▸ TASK PROMPT: Beginning at the line containing "Extract the structured", output every line to the end of the data below exactly as it appears.

▸ LISTING:
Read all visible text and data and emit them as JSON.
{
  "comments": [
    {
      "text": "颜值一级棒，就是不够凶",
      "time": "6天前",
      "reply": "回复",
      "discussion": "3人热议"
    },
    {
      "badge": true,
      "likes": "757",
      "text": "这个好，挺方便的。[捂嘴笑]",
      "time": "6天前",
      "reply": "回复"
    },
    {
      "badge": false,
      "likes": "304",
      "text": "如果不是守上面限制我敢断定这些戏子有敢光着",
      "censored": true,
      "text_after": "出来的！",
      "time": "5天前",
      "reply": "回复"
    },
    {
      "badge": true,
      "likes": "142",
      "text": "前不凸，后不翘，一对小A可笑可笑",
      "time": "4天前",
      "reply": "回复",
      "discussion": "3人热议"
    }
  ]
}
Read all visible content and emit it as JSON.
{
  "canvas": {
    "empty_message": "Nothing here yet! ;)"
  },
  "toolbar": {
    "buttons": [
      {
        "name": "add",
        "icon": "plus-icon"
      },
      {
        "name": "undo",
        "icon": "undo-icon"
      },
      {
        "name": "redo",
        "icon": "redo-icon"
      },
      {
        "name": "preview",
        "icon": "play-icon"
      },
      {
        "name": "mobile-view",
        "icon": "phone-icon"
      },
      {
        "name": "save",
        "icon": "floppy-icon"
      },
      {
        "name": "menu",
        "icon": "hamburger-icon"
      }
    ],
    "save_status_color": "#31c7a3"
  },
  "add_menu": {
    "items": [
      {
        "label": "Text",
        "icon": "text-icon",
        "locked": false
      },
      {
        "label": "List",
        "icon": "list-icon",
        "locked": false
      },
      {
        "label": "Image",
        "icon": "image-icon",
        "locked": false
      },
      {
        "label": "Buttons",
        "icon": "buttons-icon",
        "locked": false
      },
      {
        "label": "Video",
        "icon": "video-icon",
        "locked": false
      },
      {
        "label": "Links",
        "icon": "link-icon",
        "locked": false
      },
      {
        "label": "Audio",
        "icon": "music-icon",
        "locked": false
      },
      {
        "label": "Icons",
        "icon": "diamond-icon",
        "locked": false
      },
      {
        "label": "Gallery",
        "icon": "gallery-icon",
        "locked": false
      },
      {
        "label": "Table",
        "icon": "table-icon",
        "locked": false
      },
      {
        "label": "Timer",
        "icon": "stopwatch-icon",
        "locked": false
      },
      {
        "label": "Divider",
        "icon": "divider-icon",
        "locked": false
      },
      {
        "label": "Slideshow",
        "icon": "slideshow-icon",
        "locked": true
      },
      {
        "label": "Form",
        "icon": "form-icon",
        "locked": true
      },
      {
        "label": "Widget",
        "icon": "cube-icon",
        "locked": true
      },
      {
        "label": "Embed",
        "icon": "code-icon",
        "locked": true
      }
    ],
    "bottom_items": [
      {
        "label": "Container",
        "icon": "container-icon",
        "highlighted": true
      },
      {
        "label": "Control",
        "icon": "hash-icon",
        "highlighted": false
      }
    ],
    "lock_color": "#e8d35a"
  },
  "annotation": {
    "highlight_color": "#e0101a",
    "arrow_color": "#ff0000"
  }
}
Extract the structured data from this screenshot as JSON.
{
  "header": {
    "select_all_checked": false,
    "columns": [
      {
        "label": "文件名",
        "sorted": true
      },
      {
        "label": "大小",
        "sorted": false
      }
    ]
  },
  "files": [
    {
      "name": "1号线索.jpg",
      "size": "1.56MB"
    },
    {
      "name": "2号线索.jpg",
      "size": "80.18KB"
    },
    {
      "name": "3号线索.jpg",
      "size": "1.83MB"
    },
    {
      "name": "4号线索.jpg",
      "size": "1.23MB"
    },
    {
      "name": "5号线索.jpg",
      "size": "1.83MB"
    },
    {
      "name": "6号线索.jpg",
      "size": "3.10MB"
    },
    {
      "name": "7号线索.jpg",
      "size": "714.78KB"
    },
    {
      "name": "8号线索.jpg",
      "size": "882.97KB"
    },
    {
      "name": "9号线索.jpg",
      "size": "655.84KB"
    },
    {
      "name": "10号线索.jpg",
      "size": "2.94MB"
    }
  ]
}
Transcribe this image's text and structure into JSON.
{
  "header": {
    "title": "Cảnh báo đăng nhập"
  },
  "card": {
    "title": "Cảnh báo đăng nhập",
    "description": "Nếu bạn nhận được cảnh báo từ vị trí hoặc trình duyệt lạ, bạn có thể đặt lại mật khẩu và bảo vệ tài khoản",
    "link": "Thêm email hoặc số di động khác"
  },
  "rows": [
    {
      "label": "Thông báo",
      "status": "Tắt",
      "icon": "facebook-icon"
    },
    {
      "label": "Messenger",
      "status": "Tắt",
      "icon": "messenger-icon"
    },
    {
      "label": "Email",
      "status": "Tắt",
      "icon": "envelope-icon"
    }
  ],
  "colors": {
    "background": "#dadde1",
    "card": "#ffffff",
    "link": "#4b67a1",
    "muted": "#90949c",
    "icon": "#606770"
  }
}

▸ RESPONSE TO THE EXERCISE:
Extract the structured data from this screenshot as JSON.
{
  "header": {
    "select_all_checked": false,
    "columns": [
      {
        "label": "文件名",
        "sorted": true
      },
      {
        "label": "大小",
        "sorted": false
      }
    ]
  },
  "files": [
    {
      "name": "1号线索.jpg",
      "size": "1.56MB"
    },
    {
      "name": "2号线索.jpg",
      "size": "80.18KB"
    },
    {
      "name": "3号线索.jpg",
      "size": "1.83MB"
    },
    {
      "name": "4号线索.jpg",
      "size": "1.23MB"
    },
    {
      "name": "5号线索.jpg",
      "size": "1.83MB"
    },
    {
      "name": "6号线索.jpg",
      "size": "3.10MB"
    },
    {
      "name": "7号线索.jpg",
      "size": "714.78KB"
    },
    {
      "name": "8号线索.jpg",
      "size": "882.97KB"
    },
    {
      "name": "9号线索.jpg",
      "size": "655.84KB"
    },
    {
      "name": "10号线索.jpg",
      "size": "2.94MB"
    }
  ]
}
Transcribe this image's text and structure into JSON.
{
  "header": {
    "title": "Cảnh báo đăng nhập"
  },
  "card": {
    "title": "Cảnh báo đăng nhập",
    "description": "Nếu bạn nhận được cảnh báo từ vị trí hoặc trình duyệt lạ, bạn có thể đặt lại mật khẩu và bảo vệ tài khoản",
    "link": "Thêm email hoặc số di động khác"
  },
  "rows": [
    {
      "label": "Thông báo",
      "status": "Tắt",
      "icon": "facebook-icon"
    },
    {
      "label": "Messenger",
      "status": "Tắt",
      "icon": "messenger-icon"
    },
    {
      "label": "Email",
      "status": "Tắt",
      "icon": "envelope-icon"
    }
  ],
  "colors": {
    "background": "#dadde1",
    "card": "#ffffff",
    "link": "#4b67a1",
    "muted": "#90949c",
    "icon": "#606770"
  }
}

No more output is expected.